Data rows
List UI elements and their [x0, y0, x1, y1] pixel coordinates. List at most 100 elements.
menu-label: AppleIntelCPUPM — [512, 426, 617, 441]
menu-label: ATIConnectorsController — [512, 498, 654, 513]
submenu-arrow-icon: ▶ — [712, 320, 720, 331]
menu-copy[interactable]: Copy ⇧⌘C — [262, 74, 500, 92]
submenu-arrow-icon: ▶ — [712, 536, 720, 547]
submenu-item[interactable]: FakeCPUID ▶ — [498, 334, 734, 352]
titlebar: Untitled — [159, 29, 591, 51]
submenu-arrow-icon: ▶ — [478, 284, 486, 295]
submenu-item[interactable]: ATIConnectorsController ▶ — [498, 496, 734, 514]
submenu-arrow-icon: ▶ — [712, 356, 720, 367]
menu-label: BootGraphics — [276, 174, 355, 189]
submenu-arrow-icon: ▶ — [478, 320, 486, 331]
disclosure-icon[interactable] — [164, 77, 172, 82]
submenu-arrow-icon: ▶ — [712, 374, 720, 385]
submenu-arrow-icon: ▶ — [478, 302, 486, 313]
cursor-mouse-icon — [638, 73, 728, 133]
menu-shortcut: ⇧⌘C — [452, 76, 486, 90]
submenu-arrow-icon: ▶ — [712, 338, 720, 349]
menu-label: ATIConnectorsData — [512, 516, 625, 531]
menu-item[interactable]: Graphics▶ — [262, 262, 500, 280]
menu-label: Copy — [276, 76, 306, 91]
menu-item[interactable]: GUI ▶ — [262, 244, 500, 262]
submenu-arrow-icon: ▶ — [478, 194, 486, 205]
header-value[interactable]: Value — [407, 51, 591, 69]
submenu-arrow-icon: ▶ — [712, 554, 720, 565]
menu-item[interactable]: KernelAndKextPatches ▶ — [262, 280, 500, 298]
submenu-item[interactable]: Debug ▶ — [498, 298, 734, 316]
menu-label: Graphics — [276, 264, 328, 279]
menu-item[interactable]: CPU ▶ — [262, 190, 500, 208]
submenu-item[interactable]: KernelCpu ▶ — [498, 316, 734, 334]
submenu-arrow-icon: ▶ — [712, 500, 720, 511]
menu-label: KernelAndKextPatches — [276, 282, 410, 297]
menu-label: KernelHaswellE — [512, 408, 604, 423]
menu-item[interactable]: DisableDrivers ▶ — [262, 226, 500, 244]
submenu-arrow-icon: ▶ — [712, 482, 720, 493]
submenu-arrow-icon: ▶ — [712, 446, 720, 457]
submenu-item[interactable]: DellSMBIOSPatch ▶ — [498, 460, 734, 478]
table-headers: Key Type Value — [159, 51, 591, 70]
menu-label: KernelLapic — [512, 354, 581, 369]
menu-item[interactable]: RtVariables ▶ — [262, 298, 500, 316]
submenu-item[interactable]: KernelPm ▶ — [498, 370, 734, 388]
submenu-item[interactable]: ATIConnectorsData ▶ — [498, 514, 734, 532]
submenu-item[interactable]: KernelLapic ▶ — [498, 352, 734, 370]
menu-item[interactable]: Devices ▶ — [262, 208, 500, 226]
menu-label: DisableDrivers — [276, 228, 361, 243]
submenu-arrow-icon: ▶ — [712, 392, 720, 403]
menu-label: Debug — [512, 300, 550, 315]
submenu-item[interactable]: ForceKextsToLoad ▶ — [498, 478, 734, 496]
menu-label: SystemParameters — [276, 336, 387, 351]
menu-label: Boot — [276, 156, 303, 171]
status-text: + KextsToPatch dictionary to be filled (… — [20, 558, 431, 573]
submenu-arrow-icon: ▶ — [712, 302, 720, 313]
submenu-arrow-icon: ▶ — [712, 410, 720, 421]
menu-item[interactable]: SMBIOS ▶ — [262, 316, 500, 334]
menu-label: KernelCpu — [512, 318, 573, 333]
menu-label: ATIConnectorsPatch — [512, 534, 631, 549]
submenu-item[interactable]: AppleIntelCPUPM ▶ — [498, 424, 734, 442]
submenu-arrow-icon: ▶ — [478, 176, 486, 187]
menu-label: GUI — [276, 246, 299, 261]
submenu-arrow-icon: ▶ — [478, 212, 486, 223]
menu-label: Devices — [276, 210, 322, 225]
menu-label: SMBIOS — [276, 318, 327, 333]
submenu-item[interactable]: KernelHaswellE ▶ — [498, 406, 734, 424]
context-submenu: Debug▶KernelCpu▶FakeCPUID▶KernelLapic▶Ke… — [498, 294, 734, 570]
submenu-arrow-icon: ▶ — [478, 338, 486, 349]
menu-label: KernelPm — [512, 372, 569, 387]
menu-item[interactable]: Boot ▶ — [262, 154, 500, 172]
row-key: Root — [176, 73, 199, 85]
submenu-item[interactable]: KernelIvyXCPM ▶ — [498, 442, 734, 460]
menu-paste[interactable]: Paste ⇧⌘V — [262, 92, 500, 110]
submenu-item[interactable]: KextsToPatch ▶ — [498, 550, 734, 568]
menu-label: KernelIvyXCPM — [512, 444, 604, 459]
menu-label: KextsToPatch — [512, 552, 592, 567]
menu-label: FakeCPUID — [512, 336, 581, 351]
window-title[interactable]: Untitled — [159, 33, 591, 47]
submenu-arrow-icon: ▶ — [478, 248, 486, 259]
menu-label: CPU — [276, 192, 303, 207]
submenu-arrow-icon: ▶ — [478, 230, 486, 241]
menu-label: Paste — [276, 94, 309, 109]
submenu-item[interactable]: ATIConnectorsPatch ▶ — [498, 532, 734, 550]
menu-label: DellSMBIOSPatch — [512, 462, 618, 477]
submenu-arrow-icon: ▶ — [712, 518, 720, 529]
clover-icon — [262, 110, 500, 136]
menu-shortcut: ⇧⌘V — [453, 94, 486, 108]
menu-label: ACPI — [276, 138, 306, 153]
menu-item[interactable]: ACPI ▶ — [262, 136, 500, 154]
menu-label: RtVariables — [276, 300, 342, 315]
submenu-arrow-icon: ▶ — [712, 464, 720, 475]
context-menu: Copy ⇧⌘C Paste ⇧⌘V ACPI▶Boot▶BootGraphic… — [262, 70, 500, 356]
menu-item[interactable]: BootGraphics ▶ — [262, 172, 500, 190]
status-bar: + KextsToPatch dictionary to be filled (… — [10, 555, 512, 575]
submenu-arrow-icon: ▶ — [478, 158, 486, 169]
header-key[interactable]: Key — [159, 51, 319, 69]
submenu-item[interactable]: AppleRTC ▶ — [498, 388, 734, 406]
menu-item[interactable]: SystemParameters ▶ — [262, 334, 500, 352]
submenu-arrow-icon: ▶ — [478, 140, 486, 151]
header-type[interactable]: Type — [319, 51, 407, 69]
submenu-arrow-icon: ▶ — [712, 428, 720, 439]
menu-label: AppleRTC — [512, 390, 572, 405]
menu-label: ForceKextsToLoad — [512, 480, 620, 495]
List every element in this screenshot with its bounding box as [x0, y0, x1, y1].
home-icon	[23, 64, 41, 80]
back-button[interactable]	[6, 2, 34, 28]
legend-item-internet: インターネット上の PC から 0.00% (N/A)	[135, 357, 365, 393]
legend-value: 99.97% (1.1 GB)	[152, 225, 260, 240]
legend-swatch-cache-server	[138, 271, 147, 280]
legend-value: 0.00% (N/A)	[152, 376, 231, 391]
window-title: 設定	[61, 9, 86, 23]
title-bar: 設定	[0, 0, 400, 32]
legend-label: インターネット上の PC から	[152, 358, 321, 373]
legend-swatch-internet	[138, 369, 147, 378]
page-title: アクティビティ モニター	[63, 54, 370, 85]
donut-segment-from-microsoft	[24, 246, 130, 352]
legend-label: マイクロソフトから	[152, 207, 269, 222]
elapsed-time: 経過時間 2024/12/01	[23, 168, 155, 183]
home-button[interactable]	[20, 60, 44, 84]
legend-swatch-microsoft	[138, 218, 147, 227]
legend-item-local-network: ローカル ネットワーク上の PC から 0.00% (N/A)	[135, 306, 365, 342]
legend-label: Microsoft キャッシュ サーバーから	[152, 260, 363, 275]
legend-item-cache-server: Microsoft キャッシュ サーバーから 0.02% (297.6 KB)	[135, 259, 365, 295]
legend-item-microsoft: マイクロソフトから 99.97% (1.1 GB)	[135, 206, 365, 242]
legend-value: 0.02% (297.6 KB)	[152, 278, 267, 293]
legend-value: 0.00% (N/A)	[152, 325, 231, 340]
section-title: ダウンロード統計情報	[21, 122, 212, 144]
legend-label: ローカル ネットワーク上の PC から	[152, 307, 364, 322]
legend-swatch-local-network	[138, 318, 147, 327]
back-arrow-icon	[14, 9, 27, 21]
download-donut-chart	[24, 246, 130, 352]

Task prompt
Write out the entries above word for word, starting at their first line and ending at the line that contains "menu-item[interactable]: CPU ▶", with both of those lines included.

Task result
List UI elements and their [x0, y0, x1, y1] pixel coordinates. List at most 100 elements.
menu-label: AppleIntelCPUPM — [512, 426, 617, 441]
menu-label: ATIConnectorsController — [512, 498, 654, 513]
submenu-arrow-icon: ▶ — [712, 320, 720, 331]
menu-copy[interactable]: Copy ⇧⌘C — [262, 74, 500, 92]
submenu-arrow-icon: ▶ — [712, 536, 720, 547]
submenu-item[interactable]: FakeCPUID ▶ — [498, 334, 734, 352]
titlebar: Untitled — [159, 29, 591, 51]
submenu-arrow-icon: ▶ — [478, 284, 486, 295]
submenu-item[interactable]: ATIConnectorsController ▶ — [498, 496, 734, 514]
submenu-arrow-icon: ▶ — [712, 356, 720, 367]
menu-label: BootGraphics — [276, 174, 355, 189]
submenu-arrow-icon: ▶ — [478, 320, 486, 331]
disclosure-icon[interactable] — [164, 77, 172, 82]
submenu-arrow-icon: ▶ — [712, 374, 720, 385]
submenu-arrow-icon: ▶ — [478, 302, 486, 313]
cursor-mouse-icon — [638, 73, 728, 133]
menu-shortcut: ⇧⌘C — [452, 76, 486, 90]
submenu-arrow-icon: ▶ — [712, 338, 720, 349]
menu-label: ATIConnectorsData — [512, 516, 625, 531]
menu-item[interactable]: Graphics▶ — [262, 262, 500, 280]
menu-label: Copy — [276, 76, 306, 91]
menu-item[interactable]: GUI ▶ — [262, 244, 500, 262]
submenu-arrow-icon: ▶ — [478, 194, 486, 205]
header-value[interactable]: Value — [407, 51, 591, 69]
submenu-arrow-icon: ▶ — [712, 554, 720, 565]
menu-item[interactable]: KernelAndKextPatches ▶ — [262, 280, 500, 298]
submenu-item[interactable]: Debug ▶ — [498, 298, 734, 316]
menu-label: Graphics — [276, 264, 328, 279]
menu-item[interactable]: CPU ▶ — [262, 190, 500, 208]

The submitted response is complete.